Some records:
▬▬▬▬▬▬
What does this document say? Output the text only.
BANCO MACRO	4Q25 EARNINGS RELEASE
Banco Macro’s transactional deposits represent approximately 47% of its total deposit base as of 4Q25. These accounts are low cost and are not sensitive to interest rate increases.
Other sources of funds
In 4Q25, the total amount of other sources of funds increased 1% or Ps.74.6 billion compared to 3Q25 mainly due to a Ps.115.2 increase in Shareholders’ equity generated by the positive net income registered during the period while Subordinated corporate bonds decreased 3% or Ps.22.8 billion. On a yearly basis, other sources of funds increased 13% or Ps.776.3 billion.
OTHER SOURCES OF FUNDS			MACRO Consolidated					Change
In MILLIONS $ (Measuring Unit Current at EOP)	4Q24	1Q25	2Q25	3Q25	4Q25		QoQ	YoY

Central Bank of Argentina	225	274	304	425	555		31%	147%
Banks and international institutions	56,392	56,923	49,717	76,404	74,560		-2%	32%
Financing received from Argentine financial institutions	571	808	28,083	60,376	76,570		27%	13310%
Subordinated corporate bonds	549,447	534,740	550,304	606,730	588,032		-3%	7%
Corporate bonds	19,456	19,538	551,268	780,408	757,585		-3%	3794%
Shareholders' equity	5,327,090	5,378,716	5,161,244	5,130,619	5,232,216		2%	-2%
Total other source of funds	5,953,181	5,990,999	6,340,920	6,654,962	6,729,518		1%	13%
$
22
▬▬▬▬▬▬
Extract the complete set of records unchanged.

What does this document say? Output the text only.
BANCO MACRO	4Q25 EARNINGS RELEASE
Banco Macro’s transactional deposits represent approximately 47% of its total deposit base as of 4Q25. These accounts are low cost and are not sensitive to interest rate increases.
Other sources of funds
In 4Q25, the total amount of other sources of funds increased 1% or Ps.74.6 billion compared to 3Q25 mainly due to a Ps.115.2 increase in Shareholders’ equity generated by the positive net income registered during the period while Subordinated corporate bonds decreased 3% or Ps.22.8 billion. On a yearly basis, other sources of funds increased 13% or Ps.776.3 billion.
OTHER SOURCES OF FUNDS			MACRO Consolidated					Change
In MILLIONS $ (Measuring Unit Current at EOP)	4Q24	1Q25	2Q25	3Q25	4Q25		QoQ	YoY

Central Bank of Argentina	225	274	304	425	555		31%	147%
Banks and international institutions	56,392	56,923	49,717	76,404	74,560		-2%	32%
Financing received from Argentine financial institutions	571	808	28,083	60,376	76,570		27%	13310%
Subordinated corporate bonds	549,447	534,740	550,304	606,730	588,032		-3%	7%
Corporate bonds	19,456	19,538	551,268	780,408	757,585		-3%	3794%
Shareholders' equity	5,327,090	5,378,716	5,161,244	5,130,619	5,232,216		2%	-2%
Total other source of funds	5,953,181	5,990,999	6,340,920	6,654,962	6,729,518		1%	13%
$
22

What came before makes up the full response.